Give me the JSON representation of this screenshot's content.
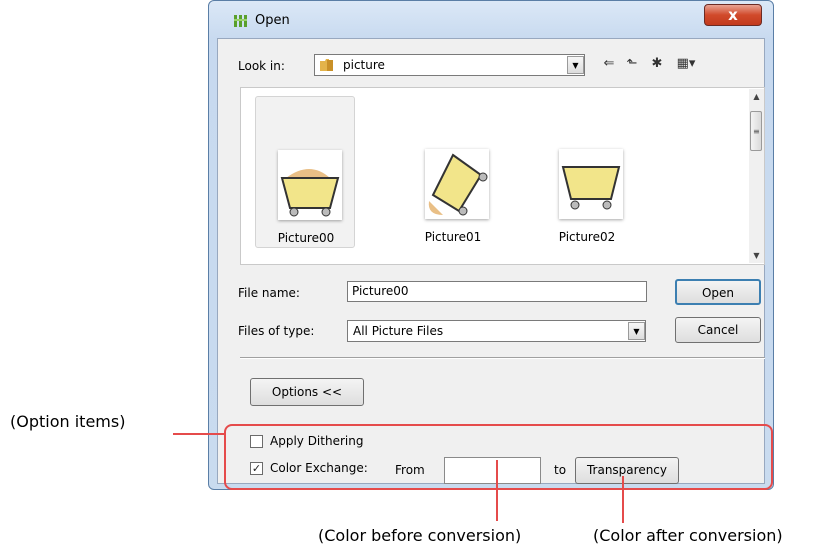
{
  "dialog": {
    "title": "Open",
    "close_label": "x",
    "look_in": {
      "label": "Look in:",
      "value": "picture"
    },
    "files": [
      {
        "name": "Picture00",
        "selected": true
      },
      {
        "name": "Picture01",
        "selected": false
      },
      {
        "name": "Picture02",
        "selected": false
      }
    ],
    "file_name": {
      "label": "File name:",
      "value": "Picture00"
    },
    "file_type": {
      "label": "Files of type:",
      "value": "All Picture Files"
    },
    "buttons": {
      "open": "Open",
      "cancel": "Cancel",
      "options": "Options <<"
    },
    "options": {
      "apply_dithering": {
        "label": "Apply Dithering",
        "checked": false
      },
      "color_exchange": {
        "label": "Color Exchange:",
        "checked": true
      },
      "from_label": "From",
      "to_label": "to",
      "to_button": "Transparency"
    }
  },
  "annotations": {
    "option_items": "(Option items)",
    "color_before": "(Color before conversion)",
    "color_after": "(Color after conversion)"
  },
  "colors": {
    "highlight": "#e54b4b",
    "thumbnail_fill": "#f2e58a",
    "thumbnail_shadow": "#e9bf86"
  }
}
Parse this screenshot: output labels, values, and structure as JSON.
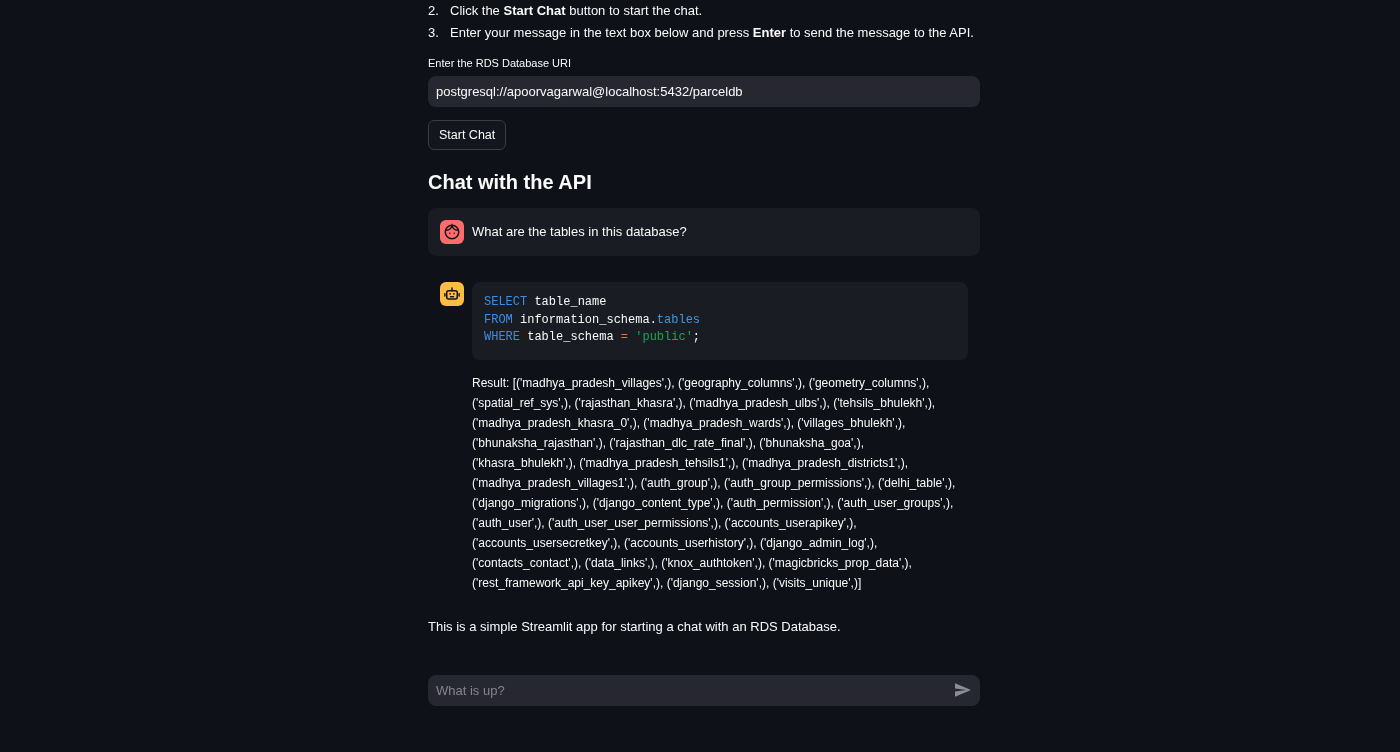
- - -
◆ The problem ◆
Above are records with pictures; repeat the records exactly and leave the pictures out.

◆ Exercise response ◆
Give me the JSON representation of this screenshot's content.
{
  "dialog": {
    "title": "Open",
    "close_label": "x",
    "look_in": {
      "label": "Look in:",
      "value": "picture"
    },
    "files": [
      {
        "name": "Picture00",
        "selected": true
      },
      {
        "name": "Picture01",
        "selected": false
      },
      {
        "name": "Picture02",
        "selected": false
      }
    ],
    "file_name": {
      "label": "File name:",
      "value": "Picture00"
    },
    "file_type": {
      "label": "Files of type:",
      "value": "All Picture Files"
    },
    "buttons": {
      "open": "Open",
      "cancel": "Cancel",
      "options": "Options <<"
    },
    "options": {
      "apply_dithering": {
        "label": "Apply Dithering",
        "checked": false
      },
      "color_exchange": {
        "label": "Color Exchange:",
        "checked": true
      },
      "from_label": "From",
      "to_label": "to",
      "to_button": "Transparency"
    }
  },
  "annotations": {
    "option_items": "(Option items)",
    "color_before": "(Color before conversion)",
    "color_after": "(Color after conversion)"
  },
  "colors": {
    "highlight": "#e54b4b",
    "thumbnail_fill": "#f2e58a",
    "thumbnail_shadow": "#e9bf86"
  }
}
Parse this screenshot: output labels, values, and structure as JSON.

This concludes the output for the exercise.